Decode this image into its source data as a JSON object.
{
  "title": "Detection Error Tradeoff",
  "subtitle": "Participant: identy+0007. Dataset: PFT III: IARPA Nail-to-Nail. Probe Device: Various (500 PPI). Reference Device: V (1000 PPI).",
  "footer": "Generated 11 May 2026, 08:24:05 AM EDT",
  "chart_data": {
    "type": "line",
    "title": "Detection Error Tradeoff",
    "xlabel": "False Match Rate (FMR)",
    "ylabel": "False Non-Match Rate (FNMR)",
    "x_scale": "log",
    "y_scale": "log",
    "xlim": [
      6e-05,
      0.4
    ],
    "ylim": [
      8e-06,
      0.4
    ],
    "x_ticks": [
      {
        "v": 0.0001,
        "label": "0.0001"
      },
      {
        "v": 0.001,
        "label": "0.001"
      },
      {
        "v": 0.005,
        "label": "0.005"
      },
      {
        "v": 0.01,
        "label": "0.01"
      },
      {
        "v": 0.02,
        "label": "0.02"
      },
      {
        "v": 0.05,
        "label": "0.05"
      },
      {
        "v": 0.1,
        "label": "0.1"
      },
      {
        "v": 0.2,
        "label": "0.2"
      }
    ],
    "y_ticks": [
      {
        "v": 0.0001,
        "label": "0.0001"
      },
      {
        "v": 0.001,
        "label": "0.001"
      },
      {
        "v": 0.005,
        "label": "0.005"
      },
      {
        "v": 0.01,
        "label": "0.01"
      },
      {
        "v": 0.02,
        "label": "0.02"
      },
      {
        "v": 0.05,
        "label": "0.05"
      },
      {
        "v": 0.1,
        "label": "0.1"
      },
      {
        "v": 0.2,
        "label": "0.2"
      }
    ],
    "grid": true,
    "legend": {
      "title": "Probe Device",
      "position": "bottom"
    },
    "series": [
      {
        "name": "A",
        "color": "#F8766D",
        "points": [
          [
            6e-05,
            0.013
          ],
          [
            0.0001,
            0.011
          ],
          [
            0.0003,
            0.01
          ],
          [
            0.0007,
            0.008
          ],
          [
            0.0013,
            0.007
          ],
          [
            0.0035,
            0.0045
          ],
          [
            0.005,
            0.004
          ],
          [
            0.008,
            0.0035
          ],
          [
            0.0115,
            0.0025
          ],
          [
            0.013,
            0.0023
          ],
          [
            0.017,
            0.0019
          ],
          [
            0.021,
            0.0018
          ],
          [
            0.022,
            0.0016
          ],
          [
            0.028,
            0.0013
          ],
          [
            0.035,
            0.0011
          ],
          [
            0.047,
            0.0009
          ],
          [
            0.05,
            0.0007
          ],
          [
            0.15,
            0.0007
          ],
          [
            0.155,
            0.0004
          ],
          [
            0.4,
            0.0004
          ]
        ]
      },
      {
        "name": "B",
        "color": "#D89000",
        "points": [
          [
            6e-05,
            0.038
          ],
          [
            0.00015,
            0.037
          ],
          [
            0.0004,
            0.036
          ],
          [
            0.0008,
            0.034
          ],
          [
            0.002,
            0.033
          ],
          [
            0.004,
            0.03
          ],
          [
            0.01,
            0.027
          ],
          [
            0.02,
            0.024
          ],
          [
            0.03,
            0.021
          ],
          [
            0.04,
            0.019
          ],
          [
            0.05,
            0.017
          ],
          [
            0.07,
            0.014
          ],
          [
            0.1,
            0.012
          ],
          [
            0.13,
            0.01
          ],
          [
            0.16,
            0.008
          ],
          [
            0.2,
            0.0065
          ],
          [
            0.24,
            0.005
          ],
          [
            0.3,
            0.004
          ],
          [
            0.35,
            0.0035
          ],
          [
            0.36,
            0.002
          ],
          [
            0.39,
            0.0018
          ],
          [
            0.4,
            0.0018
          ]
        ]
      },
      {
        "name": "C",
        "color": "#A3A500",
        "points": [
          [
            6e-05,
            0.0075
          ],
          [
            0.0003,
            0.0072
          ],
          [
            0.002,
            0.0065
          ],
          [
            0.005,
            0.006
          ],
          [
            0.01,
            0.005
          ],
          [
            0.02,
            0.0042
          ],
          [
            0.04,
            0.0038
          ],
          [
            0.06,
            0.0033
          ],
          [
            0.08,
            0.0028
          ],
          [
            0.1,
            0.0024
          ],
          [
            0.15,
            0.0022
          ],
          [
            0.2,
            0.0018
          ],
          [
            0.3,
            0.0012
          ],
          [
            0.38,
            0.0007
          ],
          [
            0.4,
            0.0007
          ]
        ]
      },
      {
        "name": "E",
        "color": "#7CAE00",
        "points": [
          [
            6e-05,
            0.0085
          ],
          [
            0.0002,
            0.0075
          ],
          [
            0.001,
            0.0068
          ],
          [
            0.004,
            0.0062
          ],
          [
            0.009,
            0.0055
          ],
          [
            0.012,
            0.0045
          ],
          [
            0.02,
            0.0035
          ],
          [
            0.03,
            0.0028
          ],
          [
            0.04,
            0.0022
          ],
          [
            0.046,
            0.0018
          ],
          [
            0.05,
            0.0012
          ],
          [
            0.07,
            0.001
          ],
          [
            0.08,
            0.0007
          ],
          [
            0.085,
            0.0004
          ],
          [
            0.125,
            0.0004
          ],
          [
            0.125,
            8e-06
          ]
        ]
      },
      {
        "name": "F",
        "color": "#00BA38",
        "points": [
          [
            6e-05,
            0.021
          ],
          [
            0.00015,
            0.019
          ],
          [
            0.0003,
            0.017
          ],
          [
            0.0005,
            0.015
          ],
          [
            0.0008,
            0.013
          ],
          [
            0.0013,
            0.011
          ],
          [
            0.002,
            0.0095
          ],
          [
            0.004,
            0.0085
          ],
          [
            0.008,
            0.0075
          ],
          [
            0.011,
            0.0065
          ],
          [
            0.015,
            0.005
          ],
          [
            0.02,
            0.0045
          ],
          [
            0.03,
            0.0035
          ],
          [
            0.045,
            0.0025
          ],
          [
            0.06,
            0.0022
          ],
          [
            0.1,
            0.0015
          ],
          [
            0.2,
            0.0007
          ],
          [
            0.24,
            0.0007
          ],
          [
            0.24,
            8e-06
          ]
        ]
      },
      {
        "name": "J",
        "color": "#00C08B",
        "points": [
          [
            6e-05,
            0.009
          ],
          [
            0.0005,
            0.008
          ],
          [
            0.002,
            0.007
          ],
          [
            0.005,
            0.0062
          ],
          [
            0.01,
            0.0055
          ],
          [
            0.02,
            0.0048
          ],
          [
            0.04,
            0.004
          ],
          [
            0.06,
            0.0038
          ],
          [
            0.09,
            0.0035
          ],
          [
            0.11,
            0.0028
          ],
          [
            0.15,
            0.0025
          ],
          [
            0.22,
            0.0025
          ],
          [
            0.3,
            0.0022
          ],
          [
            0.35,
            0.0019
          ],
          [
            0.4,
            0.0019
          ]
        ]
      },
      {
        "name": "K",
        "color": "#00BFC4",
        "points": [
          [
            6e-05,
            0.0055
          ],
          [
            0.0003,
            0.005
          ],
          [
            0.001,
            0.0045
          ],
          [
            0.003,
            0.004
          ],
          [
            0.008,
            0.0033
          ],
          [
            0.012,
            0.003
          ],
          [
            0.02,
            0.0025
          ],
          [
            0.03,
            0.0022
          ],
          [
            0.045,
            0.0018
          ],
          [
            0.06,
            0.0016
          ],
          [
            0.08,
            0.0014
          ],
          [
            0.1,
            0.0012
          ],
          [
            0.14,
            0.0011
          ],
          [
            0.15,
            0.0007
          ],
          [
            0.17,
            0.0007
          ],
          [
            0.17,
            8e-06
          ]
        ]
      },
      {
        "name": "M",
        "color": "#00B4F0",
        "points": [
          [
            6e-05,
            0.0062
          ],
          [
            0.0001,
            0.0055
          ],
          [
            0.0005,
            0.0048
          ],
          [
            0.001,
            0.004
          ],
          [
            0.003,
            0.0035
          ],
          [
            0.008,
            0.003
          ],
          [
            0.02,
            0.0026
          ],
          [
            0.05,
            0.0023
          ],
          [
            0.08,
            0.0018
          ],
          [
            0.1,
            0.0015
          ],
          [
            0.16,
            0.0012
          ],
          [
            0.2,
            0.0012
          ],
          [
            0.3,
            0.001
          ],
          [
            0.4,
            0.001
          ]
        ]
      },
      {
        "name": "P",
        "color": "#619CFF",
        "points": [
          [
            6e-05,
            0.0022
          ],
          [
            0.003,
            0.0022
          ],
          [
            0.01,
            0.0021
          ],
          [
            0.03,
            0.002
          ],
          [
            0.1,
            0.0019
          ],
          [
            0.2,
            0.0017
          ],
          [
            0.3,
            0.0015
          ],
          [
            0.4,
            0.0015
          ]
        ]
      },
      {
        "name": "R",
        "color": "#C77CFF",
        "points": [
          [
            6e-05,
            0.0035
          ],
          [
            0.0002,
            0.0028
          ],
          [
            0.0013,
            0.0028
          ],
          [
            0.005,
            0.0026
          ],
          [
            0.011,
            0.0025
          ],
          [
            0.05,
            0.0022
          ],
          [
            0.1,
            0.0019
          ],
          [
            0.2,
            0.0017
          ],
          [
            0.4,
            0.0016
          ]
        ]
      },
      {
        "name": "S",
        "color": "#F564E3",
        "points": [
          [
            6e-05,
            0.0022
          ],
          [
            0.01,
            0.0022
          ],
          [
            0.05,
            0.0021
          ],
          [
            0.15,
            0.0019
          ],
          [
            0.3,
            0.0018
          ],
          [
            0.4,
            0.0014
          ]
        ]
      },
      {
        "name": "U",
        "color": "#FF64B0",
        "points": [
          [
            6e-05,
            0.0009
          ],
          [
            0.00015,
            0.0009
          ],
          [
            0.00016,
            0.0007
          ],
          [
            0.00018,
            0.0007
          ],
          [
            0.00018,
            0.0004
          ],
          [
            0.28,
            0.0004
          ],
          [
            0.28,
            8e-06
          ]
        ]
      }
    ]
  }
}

▸ **Given instruction**
Extract all lines from the material above that include the word "Error".

▸ **Written response**
  "title": "Detection Error Tradeoff",
    "title": "Detection Error Tradeoff",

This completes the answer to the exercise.